What is expected:
Set down, without alteration, the lines from the one that contains "What text is on this page?" through the final line of the material below.

Records to process:
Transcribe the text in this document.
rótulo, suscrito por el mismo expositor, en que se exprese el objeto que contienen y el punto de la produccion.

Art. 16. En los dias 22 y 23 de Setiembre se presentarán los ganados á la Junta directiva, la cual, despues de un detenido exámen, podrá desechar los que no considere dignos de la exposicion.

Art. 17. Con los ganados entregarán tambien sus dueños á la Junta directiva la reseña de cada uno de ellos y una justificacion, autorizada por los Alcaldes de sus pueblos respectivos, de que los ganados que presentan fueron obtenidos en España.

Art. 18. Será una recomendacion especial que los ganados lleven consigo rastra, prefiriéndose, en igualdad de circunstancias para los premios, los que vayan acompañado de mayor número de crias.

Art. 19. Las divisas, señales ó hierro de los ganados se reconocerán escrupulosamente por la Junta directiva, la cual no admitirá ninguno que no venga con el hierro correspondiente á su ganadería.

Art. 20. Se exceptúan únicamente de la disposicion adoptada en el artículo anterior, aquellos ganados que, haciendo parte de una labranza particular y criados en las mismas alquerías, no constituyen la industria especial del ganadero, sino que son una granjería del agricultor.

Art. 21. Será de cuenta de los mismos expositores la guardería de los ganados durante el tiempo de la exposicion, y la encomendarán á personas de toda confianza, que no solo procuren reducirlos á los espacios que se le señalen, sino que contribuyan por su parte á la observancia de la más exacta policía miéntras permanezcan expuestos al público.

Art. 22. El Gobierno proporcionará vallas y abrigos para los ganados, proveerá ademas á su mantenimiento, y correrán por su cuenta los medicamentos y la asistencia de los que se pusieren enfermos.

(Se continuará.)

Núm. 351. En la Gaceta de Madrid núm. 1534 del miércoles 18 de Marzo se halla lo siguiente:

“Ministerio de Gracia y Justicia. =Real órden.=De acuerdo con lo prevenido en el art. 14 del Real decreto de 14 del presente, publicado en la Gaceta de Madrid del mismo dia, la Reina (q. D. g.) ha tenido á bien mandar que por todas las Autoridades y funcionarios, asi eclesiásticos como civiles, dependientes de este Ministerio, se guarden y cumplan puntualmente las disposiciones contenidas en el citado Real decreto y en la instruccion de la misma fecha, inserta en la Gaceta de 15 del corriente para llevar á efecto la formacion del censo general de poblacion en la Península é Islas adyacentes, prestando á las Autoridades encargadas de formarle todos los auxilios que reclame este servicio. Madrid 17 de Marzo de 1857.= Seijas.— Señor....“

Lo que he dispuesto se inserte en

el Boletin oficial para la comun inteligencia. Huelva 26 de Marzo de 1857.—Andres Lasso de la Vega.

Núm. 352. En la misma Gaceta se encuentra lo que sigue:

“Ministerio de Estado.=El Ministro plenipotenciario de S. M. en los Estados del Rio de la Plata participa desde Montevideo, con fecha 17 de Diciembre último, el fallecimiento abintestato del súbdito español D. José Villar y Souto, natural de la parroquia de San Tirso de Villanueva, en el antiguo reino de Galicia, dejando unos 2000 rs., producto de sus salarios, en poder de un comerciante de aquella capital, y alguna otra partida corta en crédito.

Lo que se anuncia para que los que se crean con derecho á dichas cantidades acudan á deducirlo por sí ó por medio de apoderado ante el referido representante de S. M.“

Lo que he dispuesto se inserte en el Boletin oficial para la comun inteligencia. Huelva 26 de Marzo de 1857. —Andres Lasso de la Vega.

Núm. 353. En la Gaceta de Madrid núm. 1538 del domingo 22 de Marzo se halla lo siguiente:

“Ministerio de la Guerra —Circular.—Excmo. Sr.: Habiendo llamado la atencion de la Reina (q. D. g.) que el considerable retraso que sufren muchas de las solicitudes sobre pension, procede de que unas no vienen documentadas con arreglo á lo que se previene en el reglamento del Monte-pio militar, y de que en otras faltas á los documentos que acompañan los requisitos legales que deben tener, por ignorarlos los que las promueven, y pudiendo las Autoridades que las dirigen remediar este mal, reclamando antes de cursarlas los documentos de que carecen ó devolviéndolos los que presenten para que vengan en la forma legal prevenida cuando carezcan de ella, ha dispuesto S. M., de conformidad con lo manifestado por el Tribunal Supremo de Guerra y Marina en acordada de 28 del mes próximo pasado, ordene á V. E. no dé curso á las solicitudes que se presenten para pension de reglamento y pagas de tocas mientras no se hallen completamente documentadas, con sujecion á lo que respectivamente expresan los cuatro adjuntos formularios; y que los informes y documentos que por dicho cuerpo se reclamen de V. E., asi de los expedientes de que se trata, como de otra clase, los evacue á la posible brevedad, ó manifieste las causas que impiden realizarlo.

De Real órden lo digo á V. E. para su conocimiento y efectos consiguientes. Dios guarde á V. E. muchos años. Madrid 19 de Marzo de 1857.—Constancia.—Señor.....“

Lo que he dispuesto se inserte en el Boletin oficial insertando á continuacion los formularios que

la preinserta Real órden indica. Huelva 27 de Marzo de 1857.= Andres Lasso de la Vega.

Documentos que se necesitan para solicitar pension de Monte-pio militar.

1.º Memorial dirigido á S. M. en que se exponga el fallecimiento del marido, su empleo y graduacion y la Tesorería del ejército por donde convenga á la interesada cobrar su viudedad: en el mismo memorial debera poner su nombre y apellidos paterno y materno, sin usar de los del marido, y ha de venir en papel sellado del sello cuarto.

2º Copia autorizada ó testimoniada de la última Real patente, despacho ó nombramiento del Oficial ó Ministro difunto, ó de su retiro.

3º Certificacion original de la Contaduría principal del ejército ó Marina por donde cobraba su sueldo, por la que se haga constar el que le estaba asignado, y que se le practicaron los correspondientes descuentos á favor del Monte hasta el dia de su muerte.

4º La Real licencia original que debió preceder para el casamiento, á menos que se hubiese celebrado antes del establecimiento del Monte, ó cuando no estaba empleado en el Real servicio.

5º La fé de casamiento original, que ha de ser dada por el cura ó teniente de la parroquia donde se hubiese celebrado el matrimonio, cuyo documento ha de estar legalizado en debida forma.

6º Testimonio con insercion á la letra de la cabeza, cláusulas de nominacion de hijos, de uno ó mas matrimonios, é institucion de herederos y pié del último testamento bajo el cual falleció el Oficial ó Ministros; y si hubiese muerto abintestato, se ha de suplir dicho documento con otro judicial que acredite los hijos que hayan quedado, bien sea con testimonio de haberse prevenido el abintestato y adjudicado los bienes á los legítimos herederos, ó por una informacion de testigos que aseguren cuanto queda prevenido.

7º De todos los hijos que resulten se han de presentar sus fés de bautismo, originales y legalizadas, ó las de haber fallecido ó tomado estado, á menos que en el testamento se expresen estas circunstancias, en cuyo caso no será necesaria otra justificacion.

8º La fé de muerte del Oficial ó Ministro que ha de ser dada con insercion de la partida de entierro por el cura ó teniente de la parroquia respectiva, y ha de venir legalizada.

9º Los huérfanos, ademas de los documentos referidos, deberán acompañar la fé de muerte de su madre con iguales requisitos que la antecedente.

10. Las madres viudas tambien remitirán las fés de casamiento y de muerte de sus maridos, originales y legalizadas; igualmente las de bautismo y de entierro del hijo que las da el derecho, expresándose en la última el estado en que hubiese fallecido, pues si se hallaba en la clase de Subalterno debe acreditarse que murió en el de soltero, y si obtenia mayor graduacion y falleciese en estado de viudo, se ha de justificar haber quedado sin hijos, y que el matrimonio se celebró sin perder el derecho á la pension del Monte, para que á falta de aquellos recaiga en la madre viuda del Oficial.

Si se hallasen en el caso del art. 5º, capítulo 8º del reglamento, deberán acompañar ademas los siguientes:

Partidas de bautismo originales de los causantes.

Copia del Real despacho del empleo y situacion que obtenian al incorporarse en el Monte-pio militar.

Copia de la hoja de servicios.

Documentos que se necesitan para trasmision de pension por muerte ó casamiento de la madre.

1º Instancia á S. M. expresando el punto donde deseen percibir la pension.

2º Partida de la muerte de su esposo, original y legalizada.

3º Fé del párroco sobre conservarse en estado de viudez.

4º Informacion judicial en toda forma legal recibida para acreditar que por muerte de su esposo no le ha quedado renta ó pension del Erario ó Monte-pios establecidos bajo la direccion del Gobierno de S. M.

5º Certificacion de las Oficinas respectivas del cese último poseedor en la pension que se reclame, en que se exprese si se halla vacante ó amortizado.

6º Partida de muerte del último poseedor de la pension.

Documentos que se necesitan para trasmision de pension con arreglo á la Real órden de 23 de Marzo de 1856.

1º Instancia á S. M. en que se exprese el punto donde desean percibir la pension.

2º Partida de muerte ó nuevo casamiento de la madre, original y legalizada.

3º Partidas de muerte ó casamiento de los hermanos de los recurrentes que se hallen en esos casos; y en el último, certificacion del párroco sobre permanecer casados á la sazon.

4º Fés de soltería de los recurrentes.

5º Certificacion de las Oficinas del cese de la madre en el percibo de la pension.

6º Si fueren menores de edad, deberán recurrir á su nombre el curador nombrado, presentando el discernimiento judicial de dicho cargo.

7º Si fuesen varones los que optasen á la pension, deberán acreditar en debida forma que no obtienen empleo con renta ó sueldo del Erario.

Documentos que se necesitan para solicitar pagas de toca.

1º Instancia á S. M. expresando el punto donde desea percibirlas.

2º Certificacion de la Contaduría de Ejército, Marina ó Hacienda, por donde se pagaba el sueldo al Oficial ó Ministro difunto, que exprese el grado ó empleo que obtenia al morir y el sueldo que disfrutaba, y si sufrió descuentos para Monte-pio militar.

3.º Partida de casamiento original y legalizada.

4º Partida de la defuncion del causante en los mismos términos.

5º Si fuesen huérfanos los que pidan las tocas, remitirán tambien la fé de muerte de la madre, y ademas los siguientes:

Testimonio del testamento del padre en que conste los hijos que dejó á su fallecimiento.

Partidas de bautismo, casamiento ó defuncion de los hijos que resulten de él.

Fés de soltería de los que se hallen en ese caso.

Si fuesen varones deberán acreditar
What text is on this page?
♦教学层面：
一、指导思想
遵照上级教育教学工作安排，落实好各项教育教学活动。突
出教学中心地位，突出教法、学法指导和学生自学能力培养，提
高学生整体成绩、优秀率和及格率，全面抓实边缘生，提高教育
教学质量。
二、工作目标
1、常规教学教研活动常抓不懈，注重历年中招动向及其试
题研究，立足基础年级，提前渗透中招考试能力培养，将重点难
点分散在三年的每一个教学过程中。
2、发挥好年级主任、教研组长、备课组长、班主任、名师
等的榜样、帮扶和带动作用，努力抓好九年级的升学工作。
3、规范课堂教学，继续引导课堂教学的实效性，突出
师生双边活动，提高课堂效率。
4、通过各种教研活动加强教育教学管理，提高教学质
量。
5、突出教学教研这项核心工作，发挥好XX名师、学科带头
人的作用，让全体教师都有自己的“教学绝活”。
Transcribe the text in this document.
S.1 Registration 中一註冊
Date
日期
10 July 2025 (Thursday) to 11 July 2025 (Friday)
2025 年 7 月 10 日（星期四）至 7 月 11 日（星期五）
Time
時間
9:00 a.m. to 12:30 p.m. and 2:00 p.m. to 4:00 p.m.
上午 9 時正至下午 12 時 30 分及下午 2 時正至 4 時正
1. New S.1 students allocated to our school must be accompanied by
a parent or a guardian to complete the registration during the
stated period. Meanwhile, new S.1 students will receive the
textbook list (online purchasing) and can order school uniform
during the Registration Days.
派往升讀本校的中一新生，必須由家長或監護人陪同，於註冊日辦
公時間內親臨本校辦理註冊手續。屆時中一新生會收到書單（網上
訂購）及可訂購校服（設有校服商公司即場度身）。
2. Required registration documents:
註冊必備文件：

Reply:
What text is on this page?
♦教学层面：
一、指导思想
遵照上级教育教学工作安排，落实好各项教育教学活动。突
出教学中心地位，突出教法、学法指导和学生自学能力培养，提
高学生整体成绩、优秀率和及格率，全面抓实边缘生，提高教育
教学质量。
二、工作目标
1、常规教学教研活动常抓不懈，注重历年中招动向及其试
题研究，立足基础年级，提前渗透中招考试能力培养，将重点难
点分散在三年的每一个教学过程中。
2、发挥好年级主任、教研组长、备课组长、班主任、名师
等的榜样、帮扶和带动作用，努力抓好九年级的升学工作。
3、规范课堂教学，继续引导课堂教学的实效性，突出
师生双边活动，提高课堂效率。
4、通过各种教研活动加强教育教学管理，提高教学质
量。
5、突出教学教研这项核心工作，发挥好XX名师、学科带头
人的作用，让全体教师都有自己的“教学绝活”。
Transcribe the text in this document.
S.1 Registration 中一註冊
Date
日期
10 July 2025 (Thursday) to 11 July 2025 (Friday)
2025 年 7 月 10 日（星期四）至 7 月 11 日（星期五）
Time
時間
9:00 a.m. to 12:30 p.m. and 2:00 p.m. to 4:00 p.m.
上午 9 時正至下午 12 時 30 分及下午 2 時正至 4 時正
1. New S.1 students allocated to our school must be accompanied by
a parent or a guardian to complete the registration during the
stated period. Meanwhile, new S.1 students will receive the
textbook list (online purchasing) and can order school uniform
during the Registration Days.
派往升讀本校的中一新生，必須由家長或監護人陪同，於註冊日辦
公時間內親臨本校辦理註冊手續。屆時中一新生會收到書單（網上
訂購）及可訂購校服（設有校服商公司即場度身）。
2. Required registration documents:
註冊必備文件：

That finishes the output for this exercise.